In your copy, reproduce the entries exactly as they are, minus the images.
══ MATERIAL TO PROCESS ══
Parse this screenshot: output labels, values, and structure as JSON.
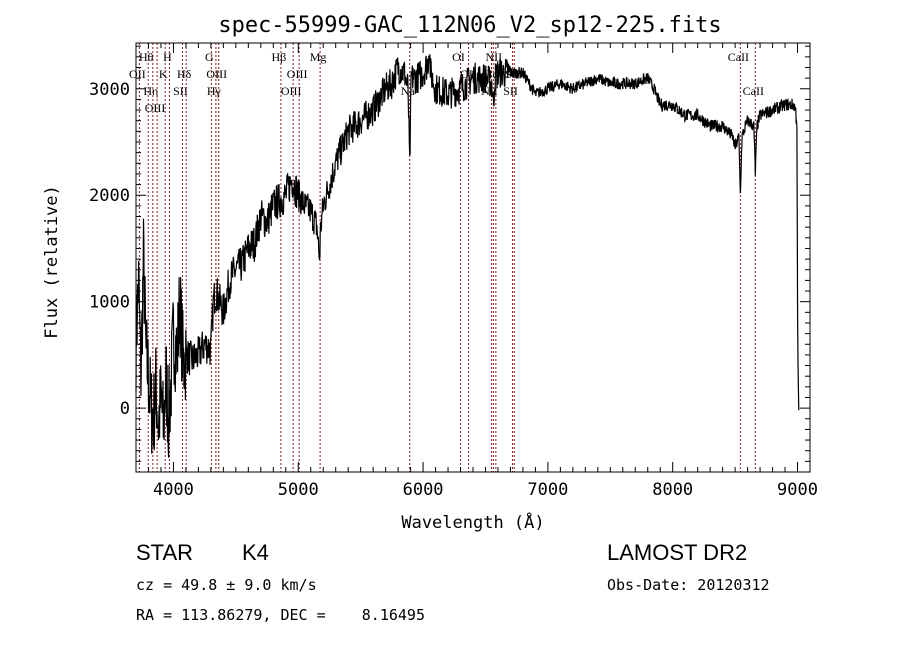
{
  "chart_data": {
    "type": "line",
    "title": "spec-55999-GAC_112N06_V2_sp12-225.fits",
    "xlabel": "Wavelength (Å)",
    "ylabel": "Flux (relative)",
    "xlim": [
      3700,
      9100
    ],
    "ylim": [
      -600,
      3430
    ],
    "x_ticks": [
      4000,
      5000,
      6000,
      7000,
      8000,
      9000
    ],
    "y_ticks": [
      0,
      1000,
      2000,
      3000
    ],
    "grid": false,
    "series": [
      {
        "name": "flux",
        "x": [
          3700,
          3720,
          3740,
          3760,
          3780,
          3800,
          3820,
          3840,
          3860,
          3880,
          3900,
          3920,
          3940,
          3960,
          3980,
          4000,
          4030,
          4050,
          4080,
          4100,
          4150,
          4200,
          4250,
          4300,
          4320,
          4340,
          4400,
          4450,
          4500,
          4550,
          4600,
          4650,
          4700,
          4750,
          4800,
          4850,
          4900,
          4950,
          5000,
          5050,
          5100,
          5150,
          5170,
          5180,
          5200,
          5250,
          5300,
          5350,
          5400,
          5450,
          5500,
          5600,
          5700,
          5750,
          5800,
          5850,
          5880,
          5893,
          5905,
          5950,
          6000,
          6040,
          6050,
          6060,
          6100,
          6200,
          6300,
          6400,
          6500,
          6550,
          6563,
          6575,
          6600,
          6700,
          6800,
          6850,
          6900,
          7000,
          7100,
          7200,
          7300,
          7400,
          7500,
          7600,
          7700,
          7800,
          7850,
          7900,
          8000,
          8100,
          8200,
          8300,
          8400,
          8480,
          8500,
          8530,
          8542,
          8555,
          8600,
          8650,
          8662,
          8675,
          8700,
          8800,
          8900,
          8970,
          8985,
          8995,
          9000,
          9005,
          9010
        ],
        "y": [
          600,
          1200,
          300,
          1400,
          500,
          300,
          0,
          -100,
          200,
          -150,
          100,
          -200,
          300,
          -100,
          200,
          700,
          500,
          1000,
          400,
          500,
          450,
          500,
          600,
          550,
          1000,
          1100,
          900,
          1200,
          1300,
          1350,
          1500,
          1550,
          1800,
          1750,
          1900,
          1950,
          2000,
          2150,
          2000,
          1900,
          1850,
          1700,
          1400,
          1700,
          1900,
          2100,
          2300,
          2450,
          2600,
          2650,
          2700,
          2800,
          3000,
          3050,
          3200,
          3150,
          3000,
          2250,
          3100,
          3100,
          3150,
          3250,
          3400,
          3150,
          3000,
          2950,
          3000,
          3100,
          3100,
          3050,
          2850,
          3100,
          3150,
          3150,
          3150,
          3050,
          2950,
          3000,
          3050,
          3000,
          3050,
          3100,
          3050,
          3050,
          3050,
          3100,
          3000,
          2850,
          2850,
          2750,
          2750,
          2650,
          2650,
          2550,
          2450,
          2550,
          2000,
          2550,
          2700,
          2650,
          2200,
          2650,
          2750,
          2800,
          2850,
          2850,
          2800,
          2650,
          1000,
          300,
          -20
        ]
      }
    ],
    "lines": [
      {
        "label": "OII",
        "wave": 3727,
        "row": 2
      },
      {
        "label": "Hθ",
        "wave": 3798,
        "row": 1
      },
      {
        "label": "Hη",
        "wave": 3835,
        "row": 3
      },
      {
        "label": "OIII",
        "wave": 3869,
        "row": 3
      },
      {
        "label": "K",
        "wave": 3934,
        "row": 2
      },
      {
        "label": "H",
        "wave": 3968,
        "row": 1
      },
      {
        "label": "SII",
        "wave": 4072,
        "row": 3
      },
      {
        "label": "Hδ",
        "wave": 4102,
        "row": 2
      },
      {
        "label": "G",
        "wave": 4304,
        "row": 1
      },
      {
        "label": "Hγ",
        "wave": 4340,
        "row": 3
      },
      {
        "label": "OIII",
        "wave": 4363,
        "row": 2
      },
      {
        "label": "Hβ",
        "wave": 4861,
        "row": 1
      },
      {
        "label": "OIII",
        "wave": 4959,
        "row": 3
      },
      {
        "label": "OIII",
        "wave": 5007,
        "row": 2
      },
      {
        "label": "Mg",
        "wave": 5175,
        "row": 1
      },
      {
        "label": "Na",
        "wave": 5893,
        "row": 3
      },
      {
        "label": "OI",
        "wave": 6300,
        "row": 1
      },
      {
        "label": "OI",
        "wave": 6364,
        "row": 2
      },
      {
        "label": "NII",
        "wave": 6548,
        "row": 3
      },
      {
        "label": "Hα",
        "wave": 6563,
        "row": 2
      },
      {
        "label": "NII",
        "wave": 6583,
        "row": 1
      },
      {
        "label": "SII",
        "wave": 6717,
        "row": 3
      },
      {
        "label": "SII",
        "wave": 6731,
        "row": 2
      },
      {
        "label": "CaII",
        "wave": 8542,
        "row": 1
      },
      {
        "label": "CaII",
        "wave": 8662,
        "row": 3
      }
    ],
    "line_color": "#8b1a1a"
  },
  "info": {
    "class_label": "STAR",
    "subclass": "K4",
    "cz": "cz = 49.8 ± 9.0 km/s",
    "coords": "RA = 113.86279, DEC =    8.16495",
    "survey": "LAMOST DR2",
    "obs_date": "Obs-Date: 20120312"
  }
}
═══
### REPLY
Parse this screenshot: output labels, values, and structure as JSON.
{
  "chart_data": {
    "type": "line",
    "title": "spec-55999-GAC_112N06_V2_sp12-225.fits",
    "xlabel": "Wavelength (Å)",
    "ylabel": "Flux (relative)",
    "xlim": [
      3700,
      9100
    ],
    "ylim": [
      -600,
      3430
    ],
    "x_ticks": [
      4000,
      5000,
      6000,
      7000,
      8000,
      9000
    ],
    "y_ticks": [
      0,
      1000,
      2000,
      3000
    ],
    "grid": false,
    "series": [
      {
        "name": "flux",
        "x": [
          3700,
          3720,
          3740,
          3760,
          3780,
          3800,
          3820,
          3840,
          3860,
          3880,
          3900,
          3920,
          3940,
          3960,
          3980,
          4000,
          4030,
          4050,
          4080,
          4100,
          4150,
          4200,
          4250,
          4300,
          4320,
          4340,
          4400,
          4450,
          4500,
          4550,
          4600,
          4650,
          4700,
          4750,
          4800,
          4850,
          4900,
          4950,
          5000,
          5050,
          5100,
          5150,
          5170,
          5180,
          5200,
          5250,
          5300,
          5350,
          5400,
          5450,
          5500,
          5600,
          5700,
          5750,
          5800,
          5850,
          5880,
          5893,
          5905,
          5950,
          6000,
          6040,
          6050,
          6060,
          6100,
          6200,
          6300,
          6400,
          6500,
          6550,
          6563,
          6575,
          6600,
          6700,
          6800,
          6850,
          6900,
          7000,
          7100,
          7200,
          7300,
          7400,
          7500,
          7600,
          7700,
          7800,
          7850,
          7900,
          8000,
          8100,
          8200,
          8300,
          8400,
          8480,
          8500,
          8530,
          8542,
          8555,
          8600,
          8650,
          8662,
          8675,
          8700,
          8800,
          8900,
          8970,
          8985,
          8995,
          9000,
          9005,
          9010
        ],
        "y": [
          600,
          1200,
          300,
          1400,
          500,
          300,
          0,
          -100,
          200,
          -150,
          100,
          -200,
          300,
          -100,
          200,
          700,
          500,
          1000,
          400,
          500,
          450,
          500,
          600,
          550,
          1000,
          1100,
          900,
          1200,
          1300,
          1350,
          1500,
          1550,
          1800,
          1750,
          1900,
          1950,
          2000,
          2150,
          2000,
          1900,
          1850,
          1700,
          1400,
          1700,
          1900,
          2100,
          2300,
          2450,
          2600,
          2650,
          2700,
          2800,
          3000,
          3050,
          3200,
          3150,
          3000,
          2250,
          3100,
          3100,
          3150,
          3250,
          3400,
          3150,
          3000,
          2950,
          3000,
          3100,
          3100,
          3050,
          2850,
          3100,
          3150,
          3150,
          3150,
          3050,
          2950,
          3000,
          3050,
          3000,
          3050,
          3100,
          3050,
          3050,
          3050,
          3100,
          3000,
          2850,
          2850,
          2750,
          2750,
          2650,
          2650,
          2550,
          2450,
          2550,
          2000,
          2550,
          2700,
          2650,
          2200,
          2650,
          2750,
          2800,
          2850,
          2850,
          2800,
          2650,
          1000,
          300,
          -20
        ]
      }
    ],
    "lines": [
      {
        "label": "OII",
        "wave": 3727,
        "row": 2
      },
      {
        "label": "Hθ",
        "wave": 3798,
        "row": 1
      },
      {
        "label": "Hη",
        "wave": 3835,
        "row": 3
      },
      {
        "label": "OIII",
        "wave": 3869,
        "row": 3
      },
      {
        "label": "K",
        "wave": 3934,
        "row": 2
      },
      {
        "label": "H",
        "wave": 3968,
        "row": 1
      },
      {
        "label": "SII",
        "wave": 4072,
        "row": 3
      },
      {
        "label": "Hδ",
        "wave": 4102,
        "row": 2
      },
      {
        "label": "G",
        "wave": 4304,
        "row": 1
      },
      {
        "label": "Hγ",
        "wave": 4340,
        "row": 3
      },
      {
        "label": "OIII",
        "wave": 4363,
        "row": 2
      },
      {
        "label": "Hβ",
        "wave": 4861,
        "row": 1
      },
      {
        "label": "OIII",
        "wave": 4959,
        "row": 3
      },
      {
        "label": "OIII",
        "wave": 5007,
        "row": 2
      },
      {
        "label": "Mg",
        "wave": 5175,
        "row": 1
      },
      {
        "label": "Na",
        "wave": 5893,
        "row": 3
      },
      {
        "label": "OI",
        "wave": 6300,
        "row": 1
      },
      {
        "label": "OI",
        "wave": 6364,
        "row": 2
      },
      {
        "label": "NII",
        "wave": 6548,
        "row": 3
      },
      {
        "label": "Hα",
        "wave": 6563,
        "row": 2
      },
      {
        "label": "NII",
        "wave": 6583,
        "row": 1
      },
      {
        "label": "SII",
        "wave": 6717,
        "row": 3
      },
      {
        "label": "SII",
        "wave": 6731,
        "row": 2
      },
      {
        "label": "CaII",
        "wave": 8542,
        "row": 1
      },
      {
        "label": "CaII",
        "wave": 8662,
        "row": 3
      }
    ],
    "line_color": "#8b1a1a"
  },
  "info": {
    "class_label": "STAR",
    "subclass": "K4",
    "cz": "cz = 49.8 ± 9.0 km/s",
    "coords": "RA = 113.86279, DEC =    8.16495",
    "survey": "LAMOST DR2",
    "obs_date": "Obs-Date: 20120312"
  }
}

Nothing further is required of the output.